> [SHORT EXERCISE] Every entry must be copied word for word.

Dataset records:
____________
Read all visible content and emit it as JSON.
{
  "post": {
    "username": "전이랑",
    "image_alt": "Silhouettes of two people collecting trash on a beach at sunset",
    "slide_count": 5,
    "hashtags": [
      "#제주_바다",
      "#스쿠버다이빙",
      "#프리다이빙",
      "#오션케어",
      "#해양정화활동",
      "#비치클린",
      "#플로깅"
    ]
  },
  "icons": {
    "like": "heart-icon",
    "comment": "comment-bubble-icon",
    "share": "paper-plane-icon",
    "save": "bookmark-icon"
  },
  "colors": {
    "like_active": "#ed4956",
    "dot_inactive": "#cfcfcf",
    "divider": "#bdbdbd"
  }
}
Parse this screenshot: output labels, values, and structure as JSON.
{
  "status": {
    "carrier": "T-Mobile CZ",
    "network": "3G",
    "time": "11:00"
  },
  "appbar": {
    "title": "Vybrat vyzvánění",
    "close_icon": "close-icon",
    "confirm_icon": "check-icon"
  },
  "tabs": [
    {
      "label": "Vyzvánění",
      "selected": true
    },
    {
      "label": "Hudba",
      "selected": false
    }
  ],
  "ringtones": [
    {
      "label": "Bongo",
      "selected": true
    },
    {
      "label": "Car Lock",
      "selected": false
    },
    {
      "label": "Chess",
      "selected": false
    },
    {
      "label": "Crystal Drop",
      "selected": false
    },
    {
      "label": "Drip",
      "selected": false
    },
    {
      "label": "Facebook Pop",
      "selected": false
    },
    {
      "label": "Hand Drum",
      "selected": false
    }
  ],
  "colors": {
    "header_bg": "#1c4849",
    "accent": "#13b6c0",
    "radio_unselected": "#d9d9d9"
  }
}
____________
> [TASK ANSWER]
Read all visible content and emit it as JSON.
{
  "post": {
    "username": "전이랑",
    "image_alt": "Silhouettes of two people collecting trash on a beach at sunset",
    "slide_count": 5,
    "hashtags": [
      "#제주_바다",
      "#스쿠버다이빙",
      "#프리다이빙",
      "#오션케어",
      "#해양정화활동",
      "#비치클린",
      "#플로깅"
    ]
  },
  "icons": {
    "like": "heart-icon",
    "comment": "comment-bubble-icon",
    "share": "paper-plane-icon",
    "save": "bookmark-icon"
  },
  "colors": {
    "like_active": "#ed4956",
    "dot_inactive": "#cfcfcf",
    "divider": "#bdbdbd"
  }
}
Parse this screenshot: output labels, values, and structure as JSON.
{
  "status": {
    "carrier": "T-Mobile CZ",
    "network": "3G",
    "time": "11:00"
  },
  "appbar": {
    "title": "Vybrat vyzvánění",
    "close_icon": "close-icon",
    "confirm_icon": "check-icon"
  },
  "tabs": [
    {
      "label": "Vyzvánění",
      "selected": true
    },
    {
      "label": "Hudba",
      "selected": false
    }
  ],
  "ringtones": [
    {
      "label": "Bongo",
      "selected": true
    },
    {
      "label": "Car Lock",
      "selected": false
    },
    {
      "label": "Chess",
      "selected": false
    },
    {
      "label": "Crystal Drop",
      "selected": false
    },
    {
      "label": "Drip",
      "selected": false
    },
    {
      "label": "Facebook Pop",
      "selected": false
    },
    {
      "label": "Hand Drum",
      "selected": false
    }
  ],
  "colors": {
    "header_bg": "#1c4849",
    "accent": "#13b6c0",
    "radio_unselected": "#d9d9d9"
  }
}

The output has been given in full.